* _REQUIRED WORK_
Pictures do not belong in the copy; quote every entry below exactly.

(Collected data)
━━━━━━━━━━
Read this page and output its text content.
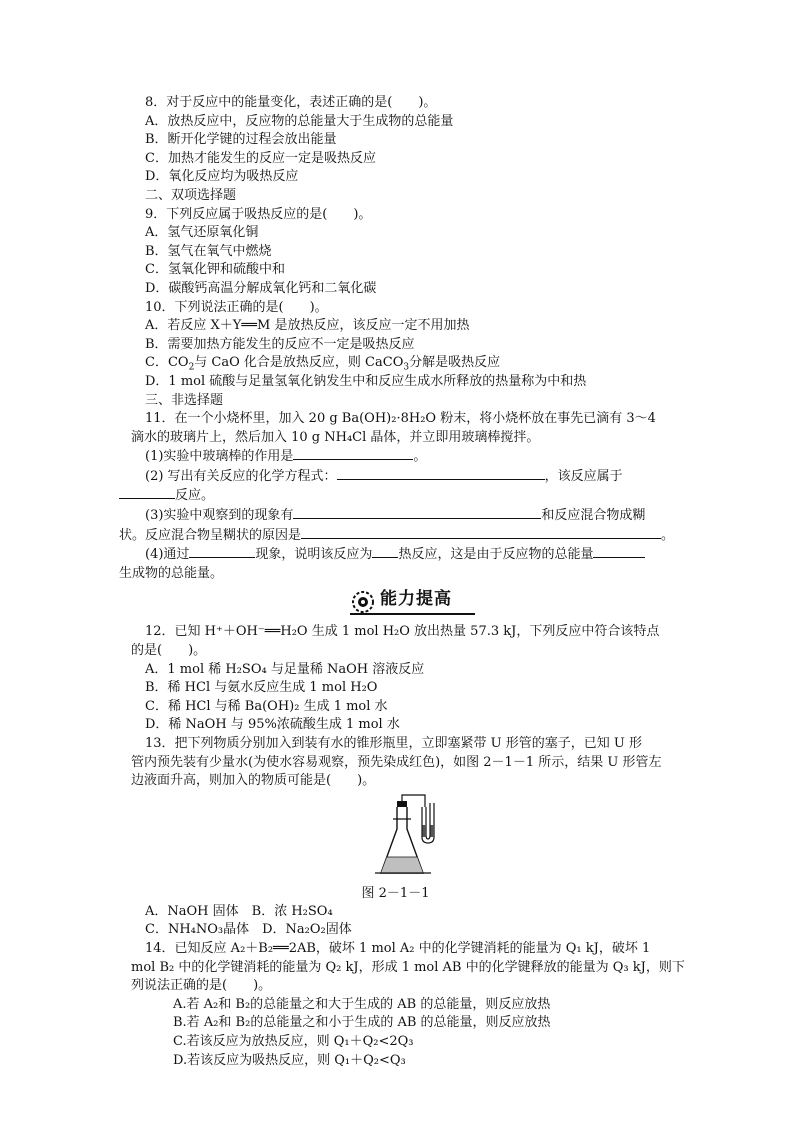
8．对于反应中的能量变化，表述正确的是(　　)。
A．放热反应中，反应物的总能量大于生成物的总能量
B．断开化学键的过程会放出能量
C．加热才能发生的反应一定是吸热反应
D．氧化反应均为吸热反应
二、双项选择题
9．下列反应属于吸热反应的是(　　)。
A．氢气还原氧化铜
B．氢气在氧气中燃烧
C．氢氧化钾和硫酸中和
D．碳酸钙高温分解成氧化钙和二氧化碳
10．下列说法正确的是(　　)。
A．若反应 X＋Y══M 是放热反应，该反应一定不用加热
B．需要加热方能发生的反应不一定是吸热反应
C．$CO_2$与 CaO 化合是放热反应，则 CaCO$_3$分解是吸热反应
D．1 mol 硫酸与足量氢氧化钠发生中和反应生成水所释放的热量称为中和热
三、非选择题
11．在一个小烧杯里，加入 20 g Ba(OH)₂·8H₂O 粉末，将小烧杯放在事先已滴有 3～4
滴水的玻璃片上，然后加入 10 g NH₄Cl 晶体，并立即用玻璃棒搅拌。
(1)实验中玻璃棒的作用是	。
(2) 写出有关反应的化学方程式：	，该反应属于
反应。
(3)实验中观察到的现象有	和反应混合物成糊
状。反应混合物呈糊状的原因是	。
(4)通过	现象，说明该反应为 热反应，这是由于反应物的总能量
生成物的总能量。
能力提高
12．已知 H⁺＋OH⁻══H₂O 生成 1 mol H₂O 放出热量 57.3 kJ，下列反应中符合该特点
的是(　　)。
A．1 mol 稀 H₂SO₄ 与足量稀 NaOH 溶液反应
B．稀 HCl 与氨水反应生成 1 mol H₂O
C．稀 HCl 与稀 Ba(OH)₂ 生成 1 mol 水
D．稀 NaOH 与 95%浓硫酸生成 1 mol 水
13．把下列物质分别加入到装有水的锥形瓶里，立即塞紧带 U 形管的塞子，已知 U 形
管内预先装有少量水(为使水容易观察，预先染成红色)，如图 2－1－1 所示，结果 U 形管左
边液面升高，则加入的物质可能是(　　)。
图 2－1－1
A．NaOH 固体　B．浓 H₂SO₄
C．NH₄NO₃晶体　D．Na₂O₂固体
14．已知反应 A₂＋B₂══2AB，破坏 1 mol A₂ 中的化学键消耗的能量为 Q₁ kJ，破坏 1
mol B₂ 中的化学键消耗的能量为 Q₂ kJ，形成 1 mol AB 中的化学键释放的能量为 Q₃ kJ，则下
列说法正确的是(　　)。
A.若 A₂和 B₂的总能量之和大于生成的 AB 的总能量，则反应放热
B.若 A₂和 B₂的总能量之和小于生成的 AB 的总能量，则反应放热
C.若该反应为放热反应，则 Q₁＋Q₂<2Q₃
D.若该反应为吸热反应，则 Q₁＋Q₂<Q₃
━━━━━━━━━━
* _WRITTEN ANSWER_
Read this page and output its text content.
8．对于反应中的能量变化，表述正确的是(　　)。
A．放热反应中，反应物的总能量大于生成物的总能量
B．断开化学键的过程会放出能量
C．加热才能发生的反应一定是吸热反应
D．氧化反应均为吸热反应
二、双项选择题
9．下列反应属于吸热反应的是(　　)。
A．氢气还原氧化铜
B．氢气在氧气中燃烧
C．氢氧化钾和硫酸中和
D．碳酸钙高温分解成氧化钙和二氧化碳
10．下列说法正确的是(　　)。
A．若反应 X＋Y══M 是放热反应，该反应一定不用加热
B．需要加热方能发生的反应不一定是吸热反应
C．$CO_2$与 CaO 化合是放热反应，则 CaCO$_3$分解是吸热反应
D．1 mol 硫酸与足量氢氧化钠发生中和反应生成水所释放的热量称为中和热
三、非选择题
11．在一个小烧杯里，加入 20 g Ba(OH)₂·8H₂O 粉末，将小烧杯放在事先已滴有 3～4
滴水的玻璃片上，然后加入 10 g NH₄Cl 晶体，并立即用玻璃棒搅拌。
(1)实验中玻璃棒的作用是	。
(2) 写出有关反应的化学方程式：	，该反应属于
反应。
(3)实验中观察到的现象有	和反应混合物成糊
状。反应混合物呈糊状的原因是	。
(4)通过	现象，说明该反应为 热反应，这是由于反应物的总能量
生成物的总能量。
能力提高
12．已知 H⁺＋OH⁻══H₂O 生成 1 mol H₂O 放出热量 57.3 kJ，下列反应中符合该特点
的是(　　)。
A．1 mol 稀 H₂SO₄ 与足量稀 NaOH 溶液反应
B．稀 HCl 与氨水反应生成 1 mol H₂O
C．稀 HCl 与稀 Ba(OH)₂ 生成 1 mol 水
D．稀 NaOH 与 95%浓硫酸生成 1 mol 水
13．把下列物质分别加入到装有水的锥形瓶里，立即塞紧带 U 形管的塞子，已知 U 形
管内预先装有少量水(为使水容易观察，预先染成红色)，如图 2－1－1 所示，结果 U 形管左
边液面升高，则加入的物质可能是(　　)。
图 2－1－1
A．NaOH 固体　B．浓 H₂SO₄
C．NH₄NO₃晶体　D．Na₂O₂固体
14．已知反应 A₂＋B₂══2AB，破坏 1 mol A₂ 中的化学键消耗的能量为 Q₁ kJ，破坏 1
mol B₂ 中的化学键消耗的能量为 Q₂ kJ，形成 1 mol AB 中的化学键释放的能量为 Q₃ kJ，则下
列说法正确的是(　　)。
A.若 A₂和 B₂的总能量之和大于生成的 AB 的总能量，则反应放热
B.若 A₂和 B₂的总能量之和小于生成的 AB 的总能量，则反应放热
C.若该反应为放热反应，则 Q₁＋Q₂<2Q₃
D.若该反应为吸热反应，则 Q₁＋Q₂<Q₃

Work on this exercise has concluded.